Exercise input start
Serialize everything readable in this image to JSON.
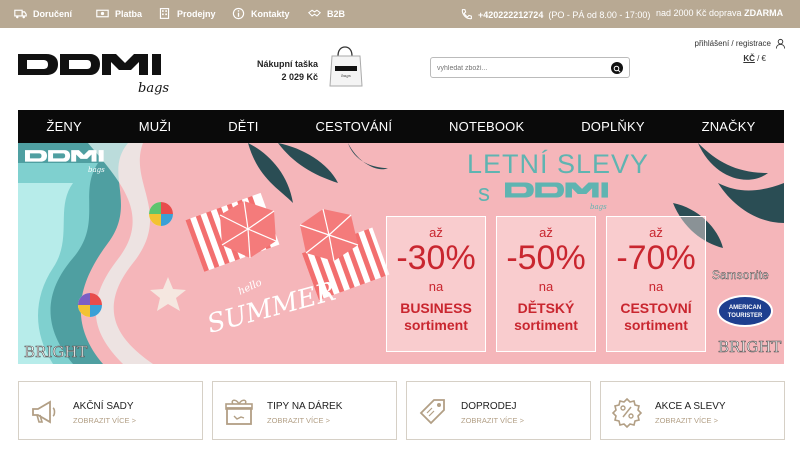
{
  "topbar": {
    "items": [
      {
        "label": "Doručení",
        "icon": "truck-icon"
      },
      {
        "label": "Platba",
        "icon": "cash-icon"
      },
      {
        "label": "Prodejny",
        "icon": "building-icon"
      },
      {
        "label": "Kontakty",
        "icon": "info-icon"
      },
      {
        "label": "B2B",
        "icon": "handshake-icon"
      }
    ],
    "phone": "+420222212724",
    "hours": "(PO - PÁ od 8.00 - 17:00)",
    "free_shipping_prefix": "nad 2000 Kč doprava",
    "free_shipping_word": "ZDARMA",
    "color": "#b8a993"
  },
  "header": {
    "logo_text": "DOMI",
    "logo_sub": "bags",
    "cart_label": "Nákupní taška",
    "cart_total": "2 029 Kč",
    "search_placeholder": "vyhledat zboží...",
    "login_text": "přihlášení / registrace",
    "currency_active": "KČ",
    "currency_other": "€"
  },
  "nav": [
    "ŽENY",
    "MUŽI",
    "DĚTI",
    "CESTOVÁNÍ",
    "NOTEBOOK",
    "DOPLŇKY",
    "ZNAČKY"
  ],
  "banner": {
    "headline": "LETNÍ SLEVY",
    "headline_s": "s",
    "brand": "DOMI",
    "brand_sub": "bags",
    "hello": "hello",
    "summer": "SUMMER",
    "promos": [
      {
        "az": "až",
        "pct": "-30%",
        "na": "na",
        "cat": "BUSINESS",
        "sort": "sortiment"
      },
      {
        "az": "až",
        "pct": "-50%",
        "na": "na",
        "cat": "DĚTSKÝ",
        "sort": "sortiment"
      },
      {
        "az": "až",
        "pct": "-70%",
        "na": "na",
        "cat": "CESTOVNÍ",
        "sort": "sortiment"
      }
    ],
    "brands": {
      "samsonite": "Samsonite",
      "american": "AMERICAN",
      "tourister": "TOURISTER",
      "bright_right": "BRIGHT",
      "bright_left": "BRIGHT"
    },
    "accent": "#5fb4b1",
    "promo_color": "#c9262f"
  },
  "cards": [
    {
      "title": "AKČNÍ SADY",
      "link": "ZOBRAZIT VÍCE >",
      "icon": "megaphone-icon"
    },
    {
      "title": "TIPY NA DÁREK",
      "link": "ZOBRAZIT VÍCE >",
      "icon": "gift-icon"
    },
    {
      "title": "DOPRODEJ",
      "link": "ZOBRAZIT VÍCE >",
      "icon": "tag-icon"
    },
    {
      "title": "AKCE A SLEVY",
      "link": "ZOBRAZIT VÍCE >",
      "icon": "percent-icon"
    }
  ]
}
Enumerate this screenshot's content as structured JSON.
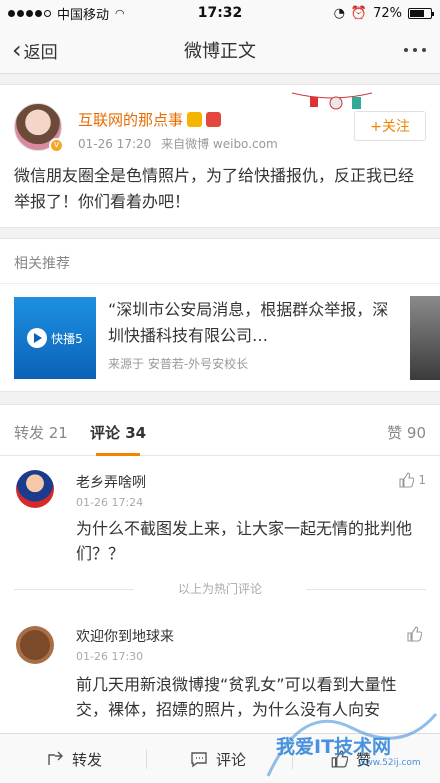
{
  "status_bar": {
    "carrier": "中国移动",
    "time": "17:32",
    "battery_percent": "72%",
    "battery_level": 0.72
  },
  "nav": {
    "back_label": "返回",
    "title": "微博正文"
  },
  "post": {
    "author": "互联网的那点事",
    "timestamp": "01-26 17:20",
    "source": "来自微博 weibo.com",
    "follow_label": "+关注",
    "text": "微信朋友圈全是色情照片，为了给快播报仇，反正我已经举报了！你们看着办吧！"
  },
  "related": {
    "section_title": "相关推荐",
    "thumb_text": "快播5",
    "headline": "“深圳市公安局消息，根据群众举报，深圳快播科技有限公司…",
    "source": "来源于 安普若-外号安校长"
  },
  "tabs": {
    "repost": "转发 21",
    "comment": "评论 34",
    "like": "赞 90"
  },
  "comments": [
    {
      "name": "老乡弄啥咧",
      "time": "01-26 17:24",
      "text": "为什么不截图发上来，让大家一起无情的批判他们？？",
      "likes": "1"
    },
    {
      "name": "欢迎你到地球来",
      "time": "01-26 17:30",
      "text": "前几天用新浪微博搜“贫乳女”可以看到大量性交，裸体，招嫖的照片，为什么没有人向安",
      "likes": ""
    }
  ],
  "hot_comment_label": "以上为热门评论",
  "bottom_bar": {
    "repost": "转发",
    "comment": "评论",
    "like": "赞"
  },
  "watermark": {
    "text": "我爱IT技术网",
    "url": "www.52ij.com"
  },
  "colors": {
    "accent": "#f08400",
    "username": "#e86c00",
    "watermark": "#2a7fd8"
  }
}
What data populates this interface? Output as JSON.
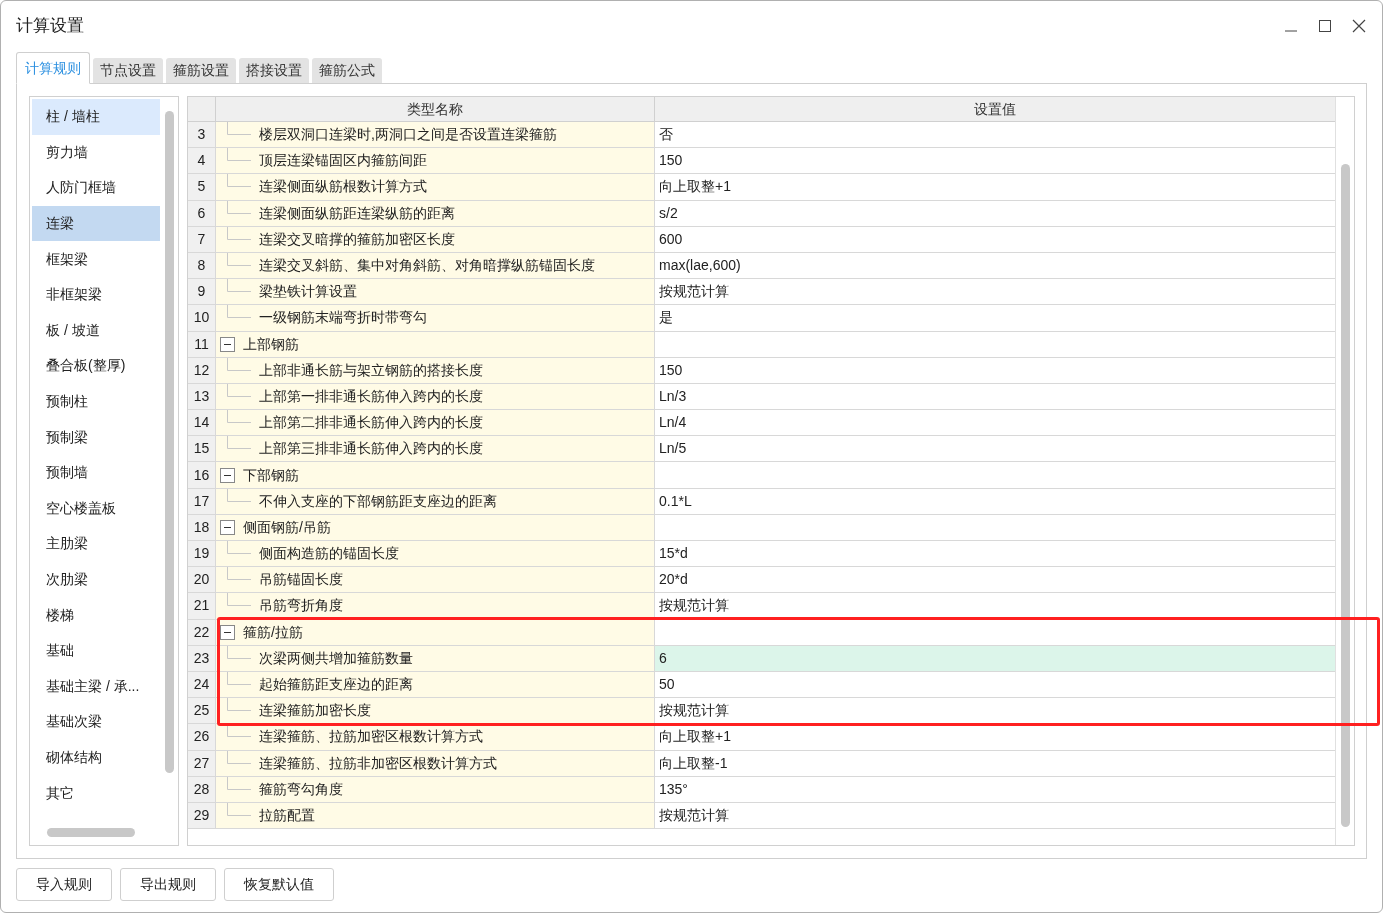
{
  "window": {
    "title": "计算设置"
  },
  "tabs": [
    {
      "label": "计算规则",
      "selected": true
    },
    {
      "label": "节点设置",
      "selected": false
    },
    {
      "label": "箍筋设置",
      "selected": false
    },
    {
      "label": "搭接设置",
      "selected": false
    },
    {
      "label": "箍筋公式",
      "selected": false
    }
  ],
  "sidebar": {
    "items": [
      {
        "label": "柱 / 墙柱",
        "selected": false,
        "hovered": true
      },
      {
        "label": "剪力墙",
        "selected": false,
        "hovered": false
      },
      {
        "label": "人防门框墙",
        "selected": false,
        "hovered": false
      },
      {
        "label": "连梁",
        "selected": true,
        "hovered": false
      },
      {
        "label": "框架梁",
        "selected": false,
        "hovered": false
      },
      {
        "label": "非框架梁",
        "selected": false,
        "hovered": false
      },
      {
        "label": "板 / 坡道",
        "selected": false,
        "hovered": false
      },
      {
        "label": "叠合板(整厚)",
        "selected": false,
        "hovered": false
      },
      {
        "label": "预制柱",
        "selected": false,
        "hovered": false
      },
      {
        "label": "预制梁",
        "selected": false,
        "hovered": false
      },
      {
        "label": "预制墙",
        "selected": false,
        "hovered": false
      },
      {
        "label": "空心楼盖板",
        "selected": false,
        "hovered": false
      },
      {
        "label": "主肋梁",
        "selected": false,
        "hovered": false
      },
      {
        "label": "次肋梁",
        "selected": false,
        "hovered": false
      },
      {
        "label": "楼梯",
        "selected": false,
        "hovered": false
      },
      {
        "label": "基础",
        "selected": false,
        "hovered": false
      },
      {
        "label": "基础主梁 / 承...",
        "selected": false,
        "hovered": false
      },
      {
        "label": "基础次梁",
        "selected": false,
        "hovered": false
      },
      {
        "label": "砌体结构",
        "selected": false,
        "hovered": false
      },
      {
        "label": "其它",
        "selected": false,
        "hovered": false
      }
    ]
  },
  "table": {
    "columns": [
      "类型名称",
      "设置值"
    ],
    "rows": [
      {
        "num": "3",
        "kind": "item",
        "name": "楼层双洞口连梁时,两洞口之间是否设置连梁箍筋",
        "value": "否",
        "selected": false
      },
      {
        "num": "4",
        "kind": "item",
        "name": "顶层连梁锚固区内箍筋间距",
        "value": "150",
        "selected": false
      },
      {
        "num": "5",
        "kind": "item",
        "name": "连梁侧面纵筋根数计算方式",
        "value": "向上取整+1",
        "selected": false
      },
      {
        "num": "6",
        "kind": "item",
        "name": "连梁侧面纵筋距连梁纵筋的距离",
        "value": "s/2",
        "selected": false
      },
      {
        "num": "7",
        "kind": "item",
        "name": "连梁交叉暗撑的箍筋加密区长度",
        "value": "600",
        "selected": false
      },
      {
        "num": "8",
        "kind": "item",
        "name": "连梁交叉斜筋、集中对角斜筋、对角暗撑纵筋锚固长度",
        "value": "max(lae,600)",
        "selected": false
      },
      {
        "num": "9",
        "kind": "item",
        "name": "梁垫铁计算设置",
        "value": "按规范计算",
        "selected": false
      },
      {
        "num": "10",
        "kind": "item",
        "name": "一级钢筋末端弯折时带弯勾",
        "value": "是",
        "selected": false
      },
      {
        "num": "11",
        "kind": "group",
        "name": "上部钢筋",
        "expanded": true,
        "selected": false
      },
      {
        "num": "12",
        "kind": "item",
        "name": "上部非通长筋与架立钢筋的搭接长度",
        "value": "150",
        "selected": false
      },
      {
        "num": "13",
        "kind": "item",
        "name": "上部第一排非通长筋伸入跨内的长度",
        "value": "Ln/3",
        "selected": false
      },
      {
        "num": "14",
        "kind": "item",
        "name": "上部第二排非通长筋伸入跨内的长度",
        "value": "Ln/4",
        "selected": false
      },
      {
        "num": "15",
        "kind": "item",
        "name": "上部第三排非通长筋伸入跨内的长度",
        "value": "Ln/5",
        "selected": false
      },
      {
        "num": "16",
        "kind": "group",
        "name": "下部钢筋",
        "expanded": true,
        "selected": false
      },
      {
        "num": "17",
        "kind": "item",
        "name": "不伸入支座的下部钢筋距支座边的距离",
        "value": "0.1*L",
        "selected": false
      },
      {
        "num": "18",
        "kind": "group",
        "name": "侧面钢筋/吊筋",
        "expanded": true,
        "selected": false
      },
      {
        "num": "19",
        "kind": "item",
        "name": "侧面构造筋的锚固长度",
        "value": "15*d",
        "selected": false
      },
      {
        "num": "20",
        "kind": "item",
        "name": "吊筋锚固长度",
        "value": "20*d",
        "selected": false
      },
      {
        "num": "21",
        "kind": "item",
        "name": "吊筋弯折角度",
        "value": "按规范计算",
        "selected": false
      },
      {
        "num": "22",
        "kind": "group",
        "name": "箍筋/拉筋",
        "expanded": true,
        "selected": false
      },
      {
        "num": "23",
        "kind": "item",
        "name": "次梁两侧共增加箍筋数量",
        "value": "6",
        "selected": true
      },
      {
        "num": "24",
        "kind": "item",
        "name": "起始箍筋距支座边的距离",
        "value": "50",
        "selected": false
      },
      {
        "num": "25",
        "kind": "item",
        "name": "连梁箍筋加密长度",
        "value": "按规范计算",
        "selected": false
      },
      {
        "num": "26",
        "kind": "item",
        "name": "连梁箍筋、拉筋加密区根数计算方式",
        "value": "向上取整+1",
        "selected": false
      },
      {
        "num": "27",
        "kind": "item",
        "name": "连梁箍筋、拉筋非加密区根数计算方式",
        "value": "向上取整-1",
        "selected": false
      },
      {
        "num": "28",
        "kind": "item",
        "name": "箍筋弯勾角度",
        "value": "135°",
        "selected": false
      },
      {
        "num": "29",
        "kind": "item",
        "name": "拉筋配置",
        "value": "按规范计算",
        "selected": false
      }
    ]
  },
  "annotation": {
    "kind": "highlight-box",
    "color": "#ff2020"
  },
  "buttons": [
    "导入规则",
    "导出规则",
    "恢复默认值"
  ]
}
Exercise input end
● **Aim of the exercise**: Search the lines for the string "SLEVY" and copy every line that has it.

● **Full answer**:
    "headline": "LETNÍ SLEVY",
      "title": "AKCE A SLEVY",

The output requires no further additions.